● EXERCISE INPUT:

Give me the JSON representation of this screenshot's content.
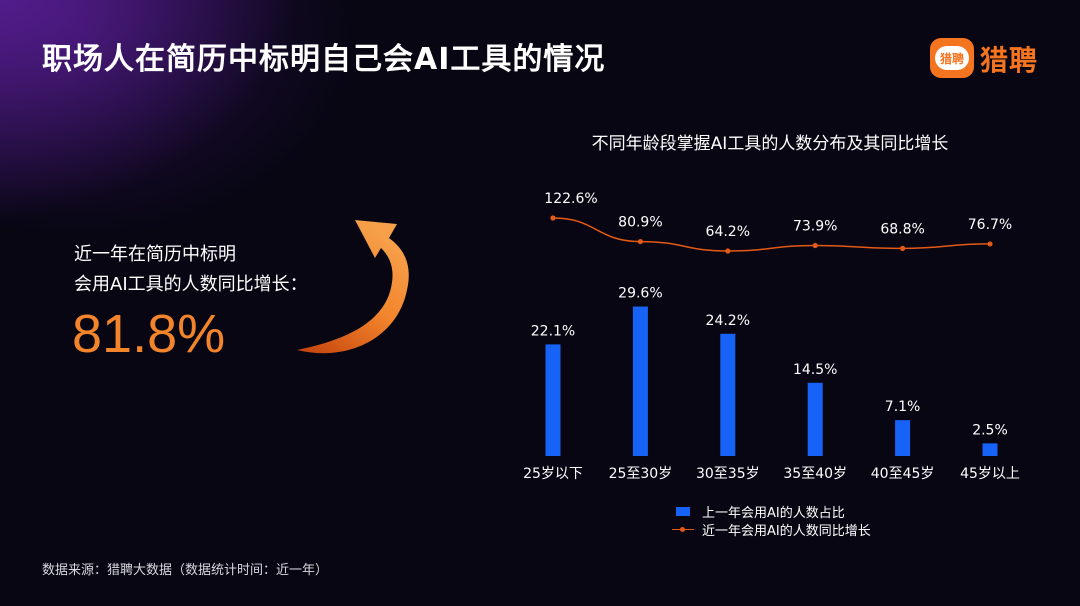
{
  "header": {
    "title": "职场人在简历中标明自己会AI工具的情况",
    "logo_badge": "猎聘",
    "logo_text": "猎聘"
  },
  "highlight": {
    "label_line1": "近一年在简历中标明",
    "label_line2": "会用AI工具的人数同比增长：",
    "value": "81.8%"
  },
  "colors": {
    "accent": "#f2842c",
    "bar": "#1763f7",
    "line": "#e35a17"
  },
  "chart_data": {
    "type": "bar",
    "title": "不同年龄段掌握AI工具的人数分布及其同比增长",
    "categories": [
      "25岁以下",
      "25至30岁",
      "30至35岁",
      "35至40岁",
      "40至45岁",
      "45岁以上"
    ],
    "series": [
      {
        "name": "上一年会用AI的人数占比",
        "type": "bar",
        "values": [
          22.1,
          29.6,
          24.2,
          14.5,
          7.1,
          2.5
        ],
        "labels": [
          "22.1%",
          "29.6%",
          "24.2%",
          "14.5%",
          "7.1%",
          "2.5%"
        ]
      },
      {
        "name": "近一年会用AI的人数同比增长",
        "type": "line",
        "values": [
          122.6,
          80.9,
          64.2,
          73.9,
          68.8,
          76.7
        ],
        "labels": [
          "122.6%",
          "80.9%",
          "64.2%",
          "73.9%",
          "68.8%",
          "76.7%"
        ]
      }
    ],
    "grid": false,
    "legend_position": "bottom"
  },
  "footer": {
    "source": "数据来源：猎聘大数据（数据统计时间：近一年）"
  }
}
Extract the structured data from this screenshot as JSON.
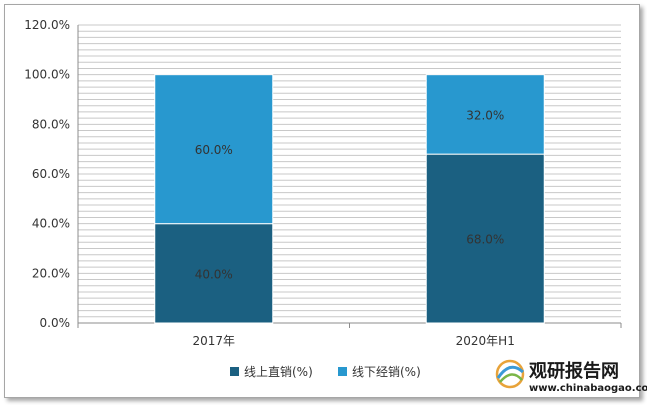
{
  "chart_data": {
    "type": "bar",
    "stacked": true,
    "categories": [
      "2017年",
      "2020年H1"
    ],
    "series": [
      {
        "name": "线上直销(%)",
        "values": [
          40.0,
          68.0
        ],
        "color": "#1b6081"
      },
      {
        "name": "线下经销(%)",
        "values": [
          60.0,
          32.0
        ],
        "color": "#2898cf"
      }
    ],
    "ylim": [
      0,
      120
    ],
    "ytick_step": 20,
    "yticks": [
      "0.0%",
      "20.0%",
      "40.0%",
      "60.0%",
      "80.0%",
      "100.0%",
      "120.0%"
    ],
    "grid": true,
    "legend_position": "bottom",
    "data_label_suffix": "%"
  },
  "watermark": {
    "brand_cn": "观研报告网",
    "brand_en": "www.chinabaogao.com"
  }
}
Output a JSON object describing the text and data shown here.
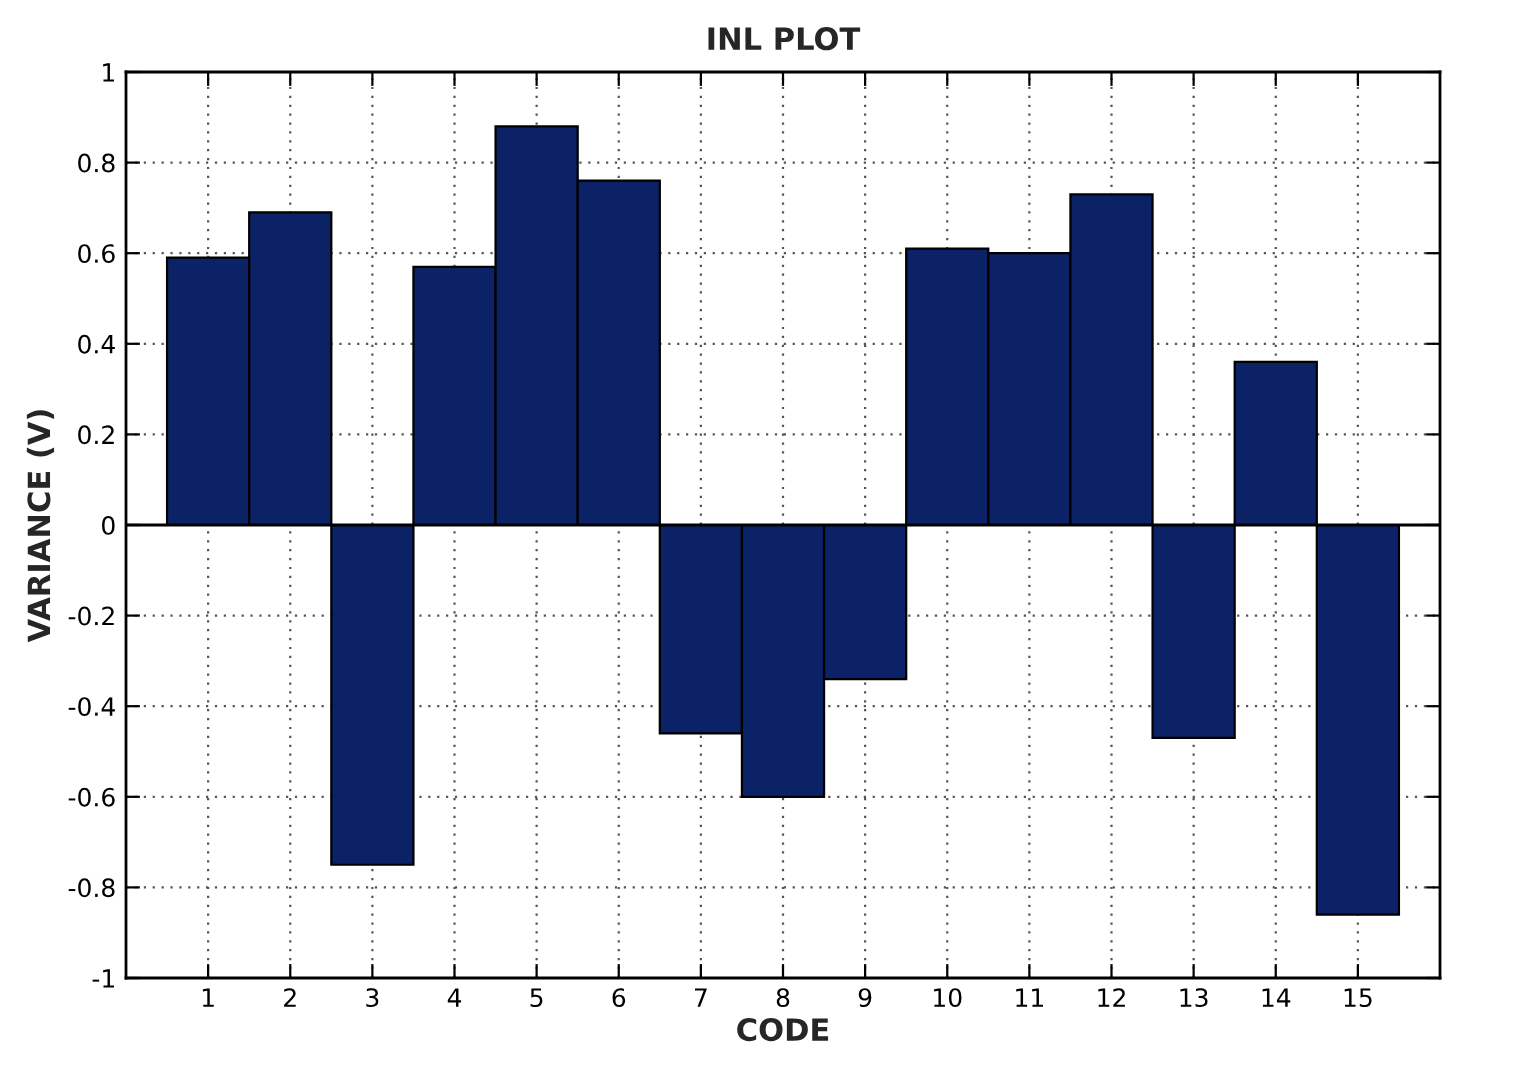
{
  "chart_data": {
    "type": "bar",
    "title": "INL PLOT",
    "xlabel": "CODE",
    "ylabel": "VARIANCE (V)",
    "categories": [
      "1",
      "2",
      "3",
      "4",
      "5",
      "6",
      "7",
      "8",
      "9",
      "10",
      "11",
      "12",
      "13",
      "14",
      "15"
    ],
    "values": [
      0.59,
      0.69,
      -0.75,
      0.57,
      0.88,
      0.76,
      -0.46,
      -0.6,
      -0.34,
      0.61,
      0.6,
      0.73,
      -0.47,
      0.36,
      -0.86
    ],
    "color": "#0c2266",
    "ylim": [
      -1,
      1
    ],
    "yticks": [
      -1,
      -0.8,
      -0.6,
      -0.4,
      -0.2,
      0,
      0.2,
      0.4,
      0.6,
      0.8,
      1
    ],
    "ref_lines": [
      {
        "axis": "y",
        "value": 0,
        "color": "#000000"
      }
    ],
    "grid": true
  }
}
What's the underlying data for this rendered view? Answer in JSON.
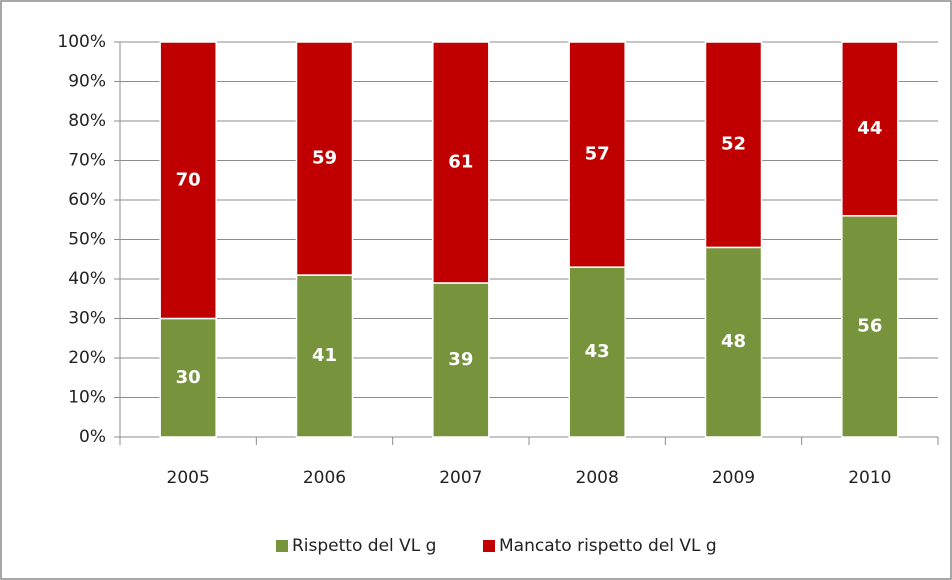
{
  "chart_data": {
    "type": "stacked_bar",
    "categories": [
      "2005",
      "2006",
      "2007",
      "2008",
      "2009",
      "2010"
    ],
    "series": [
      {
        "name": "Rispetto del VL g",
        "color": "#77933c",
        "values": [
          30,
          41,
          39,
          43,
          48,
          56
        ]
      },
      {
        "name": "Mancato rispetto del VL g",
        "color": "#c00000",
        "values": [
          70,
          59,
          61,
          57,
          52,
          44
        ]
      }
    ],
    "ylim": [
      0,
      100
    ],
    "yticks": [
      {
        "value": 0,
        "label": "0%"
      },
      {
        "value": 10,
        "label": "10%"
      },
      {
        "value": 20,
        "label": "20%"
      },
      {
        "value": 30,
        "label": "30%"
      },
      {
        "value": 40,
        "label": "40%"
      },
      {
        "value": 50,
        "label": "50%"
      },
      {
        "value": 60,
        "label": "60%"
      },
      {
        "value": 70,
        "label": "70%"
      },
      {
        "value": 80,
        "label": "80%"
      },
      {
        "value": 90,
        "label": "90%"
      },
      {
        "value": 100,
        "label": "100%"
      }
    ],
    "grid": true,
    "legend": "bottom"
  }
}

● WORK TO COMPLETE: From the material above, copy everything exactly but the pictures.

● RIGHT ANSWER:
Give me the JSON representation of this screenshot's content.
{
  "header": {
    "title": "职场人在简历中标明自己会AI工具的情况",
    "logo_badge": "猎聘",
    "logo_text": "猎聘"
  },
  "highlight": {
    "label_line1": "近一年在简历中标明",
    "label_line2": "会用AI工具的人数同比增长：",
    "value": "81.8%"
  },
  "colors": {
    "accent": "#f2842c",
    "bar": "#1763f7",
    "line": "#e35a17"
  },
  "chart_data": {
    "type": "bar",
    "title": "不同年龄段掌握AI工具的人数分布及其同比增长",
    "categories": [
      "25岁以下",
      "25至30岁",
      "30至35岁",
      "35至40岁",
      "40至45岁",
      "45岁以上"
    ],
    "series": [
      {
        "name": "上一年会用AI的人数占比",
        "type": "bar",
        "values": [
          22.1,
          29.6,
          24.2,
          14.5,
          7.1,
          2.5
        ],
        "labels": [
          "22.1%",
          "29.6%",
          "24.2%",
          "14.5%",
          "7.1%",
          "2.5%"
        ]
      },
      {
        "name": "近一年会用AI的人数同比增长",
        "type": "line",
        "values": [
          122.6,
          80.9,
          64.2,
          73.9,
          68.8,
          76.7
        ],
        "labels": [
          "122.6%",
          "80.9%",
          "64.2%",
          "73.9%",
          "68.8%",
          "76.7%"
        ]
      }
    ],
    "grid": false,
    "legend_position": "bottom"
  },
  "footer": {
    "source": "数据来源：猎聘大数据（数据统计时间：近一年）"
  }
}
Extract the structured data from this screenshot as JSON.
{
  "chart_data": {
    "type": "bar",
    "stacked": true,
    "categories": [
      "2017年",
      "2020年H1"
    ],
    "series": [
      {
        "name": "线上直销(%)",
        "values": [
          40.0,
          68.0
        ],
        "color": "#1b6081"
      },
      {
        "name": "线下经销(%)",
        "values": [
          60.0,
          32.0
        ],
        "color": "#2898cf"
      }
    ],
    "ylim": [
      0,
      120
    ],
    "ytick_step": 20,
    "yticks": [
      "0.0%",
      "20.0%",
      "40.0%",
      "60.0%",
      "80.0%",
      "100.0%",
      "120.0%"
    ],
    "grid": true,
    "legend_position": "bottom",
    "data_label_suffix": "%"
  },
  "watermark": {
    "brand_cn": "观研报告网",
    "brand_en": "www.chinabaogao.com"
  }
}
Output a JSON object describing the text and data shown here.
{
  "chart_data": {
    "type": "bar",
    "title": "INL PLOT",
    "xlabel": "CODE",
    "ylabel": "VARIANCE (V)",
    "categories": [
      "1",
      "2",
      "3",
      "4",
      "5",
      "6",
      "7",
      "8",
      "9",
      "10",
      "11",
      "12",
      "13",
      "14",
      "15"
    ],
    "values": [
      0.59,
      0.69,
      -0.75,
      0.57,
      0.88,
      0.76,
      -0.46,
      -0.6,
      -0.34,
      0.61,
      0.6,
      0.73,
      -0.47,
      0.36,
      -0.86
    ],
    "color": "#0c2266",
    "ylim": [
      -1,
      1
    ],
    "yticks": [
      -1,
      -0.8,
      -0.6,
      -0.4,
      -0.2,
      0,
      0.2,
      0.4,
      0.6,
      0.8,
      1
    ],
    "ref_lines": [
      {
        "axis": "y",
        "value": 0,
        "color": "#000000"
      }
    ],
    "grid": true
  }
}
What's the underlying data for this rendered view? Answer in JSON.
{
  "chart_data": {
    "type": "stacked_bar",
    "categories": [
      "2005",
      "2006",
      "2007",
      "2008",
      "2009",
      "2010"
    ],
    "series": [
      {
        "name": "Rispetto del VL g",
        "color": "#77933c",
        "values": [
          30,
          41,
          39,
          43,
          48,
          56
        ]
      },
      {
        "name": "Mancato rispetto del VL g",
        "color": "#c00000",
        "values": [
          70,
          59,
          61,
          57,
          52,
          44
        ]
      }
    ],
    "ylim": [
      0,
      100
    ],
    "yticks": [
      {
        "value": 0,
        "label": "0%"
      },
      {
        "value": 10,
        "label": "10%"
      },
      {
        "value": 20,
        "label": "20%"
      },
      {
        "value": 30,
        "label": "30%"
      },
      {
        "value": 40,
        "label": "40%"
      },
      {
        "value": 50,
        "label": "50%"
      },
      {
        "value": 60,
        "label": "60%"
      },
      {
        "value": 70,
        "label": "70%"
      },
      {
        "value": 80,
        "label": "80%"
      },
      {
        "value": 90,
        "label": "90%"
      },
      {
        "value": 100,
        "label": "100%"
      }
    ],
    "grid": true,
    "legend": "bottom"
  }
}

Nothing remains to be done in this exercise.